Your task is to output the entries below word for word.

* START Excerpted records *

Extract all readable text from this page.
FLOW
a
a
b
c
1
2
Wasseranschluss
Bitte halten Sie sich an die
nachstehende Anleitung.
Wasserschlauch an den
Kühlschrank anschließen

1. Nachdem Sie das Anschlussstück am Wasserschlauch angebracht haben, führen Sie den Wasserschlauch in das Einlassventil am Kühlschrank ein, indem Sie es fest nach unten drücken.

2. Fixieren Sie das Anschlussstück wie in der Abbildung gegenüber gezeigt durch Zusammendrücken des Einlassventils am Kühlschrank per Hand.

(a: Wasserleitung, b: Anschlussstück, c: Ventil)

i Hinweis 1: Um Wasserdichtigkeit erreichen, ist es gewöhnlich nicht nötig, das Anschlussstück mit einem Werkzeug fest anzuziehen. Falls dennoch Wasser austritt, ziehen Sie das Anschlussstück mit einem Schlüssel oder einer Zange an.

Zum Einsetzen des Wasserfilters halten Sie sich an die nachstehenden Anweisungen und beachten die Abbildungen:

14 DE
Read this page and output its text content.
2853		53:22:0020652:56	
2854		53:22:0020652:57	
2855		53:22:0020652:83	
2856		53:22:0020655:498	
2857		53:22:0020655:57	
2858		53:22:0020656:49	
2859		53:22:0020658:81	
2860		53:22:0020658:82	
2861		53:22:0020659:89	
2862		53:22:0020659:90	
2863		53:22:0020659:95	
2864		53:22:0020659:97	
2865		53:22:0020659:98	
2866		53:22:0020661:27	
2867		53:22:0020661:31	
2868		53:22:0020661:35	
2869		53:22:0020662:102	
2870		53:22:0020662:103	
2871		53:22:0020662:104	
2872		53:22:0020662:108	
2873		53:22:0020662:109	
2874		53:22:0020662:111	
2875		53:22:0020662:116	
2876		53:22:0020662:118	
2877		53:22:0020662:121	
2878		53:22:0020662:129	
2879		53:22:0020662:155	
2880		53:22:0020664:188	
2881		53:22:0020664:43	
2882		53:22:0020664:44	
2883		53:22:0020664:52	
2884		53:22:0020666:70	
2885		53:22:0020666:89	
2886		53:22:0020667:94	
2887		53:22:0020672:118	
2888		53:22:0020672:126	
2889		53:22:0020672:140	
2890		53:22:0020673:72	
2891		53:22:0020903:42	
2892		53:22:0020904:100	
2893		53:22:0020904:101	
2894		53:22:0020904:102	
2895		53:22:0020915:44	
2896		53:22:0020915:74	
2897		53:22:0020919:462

* END Excerpted records *

## Reply
Extract all readable text from this page.
FLOW
a
a
b
c
1
2
Wasseranschluss
Bitte halten Sie sich an die
nachstehende Anleitung.
Wasserschlauch an den
Kühlschrank anschließen

1. Nachdem Sie das Anschlussstück am Wasserschlauch angebracht haben, führen Sie den Wasserschlauch in das Einlassventil am Kühlschrank ein, indem Sie es fest nach unten drücken.

2. Fixieren Sie das Anschlussstück wie in der Abbildung gegenüber gezeigt durch Zusammendrücken des Einlassventils am Kühlschrank per Hand.

(a: Wasserleitung, b: Anschlussstück, c: Ventil)

i Hinweis 1: Um Wasserdichtigkeit erreichen, ist es gewöhnlich nicht nötig, das Anschlussstück mit einem Werkzeug fest anzuziehen. Falls dennoch Wasser austritt, ziehen Sie das Anschlussstück mit einem Schlüssel oder einer Zange an.

Zum Einsetzen des Wasserfilters halten Sie sich an die nachstehenden Anweisungen und beachten die Abbildungen:

14 DE
Read this page and output its text content.
2853		53:22:0020652:56	
2854		53:22:0020652:57	
2855		53:22:0020652:83	
2856		53:22:0020655:498	
2857		53:22:0020655:57	
2858		53:22:0020656:49	
2859		53:22:0020658:81	
2860		53:22:0020658:82	
2861		53:22:0020659:89	
2862		53:22:0020659:90	
2863		53:22:0020659:95	
2864		53:22:0020659:97	
2865		53:22:0020659:98	
2866		53:22:0020661:27	
2867		53:22:0020661:31	
2868		53:22:0020661:35	
2869		53:22:0020662:102	
2870		53:22:0020662:103	
2871		53:22:0020662:104	
2872		53:22:0020662:108	
2873		53:22:0020662:109	
2874		53:22:0020662:111	
2875		53:22:0020662:116	
2876		53:22:0020662:118	
2877		53:22:0020662:121	
2878		53:22:0020662:129	
2879		53:22:0020662:155	
2880		53:22:0020664:188	
2881		53:22:0020664:43	
2882		53:22:0020664:44	
2883		53:22:0020664:52	
2884		53:22:0020666:70	
2885		53:22:0020666:89	
2886		53:22:0020667:94	
2887		53:22:0020672:118	
2888		53:22:0020672:126	
2889		53:22:0020672:140	
2890		53:22:0020673:72	
2891		53:22:0020903:42	
2892		53:22:0020904:100	
2893		53:22:0020904:101	
2894		53:22:0020904:102	
2895		53:22:0020915:44	
2896		53:22:0020915:74	
2897		53:22:0020919:462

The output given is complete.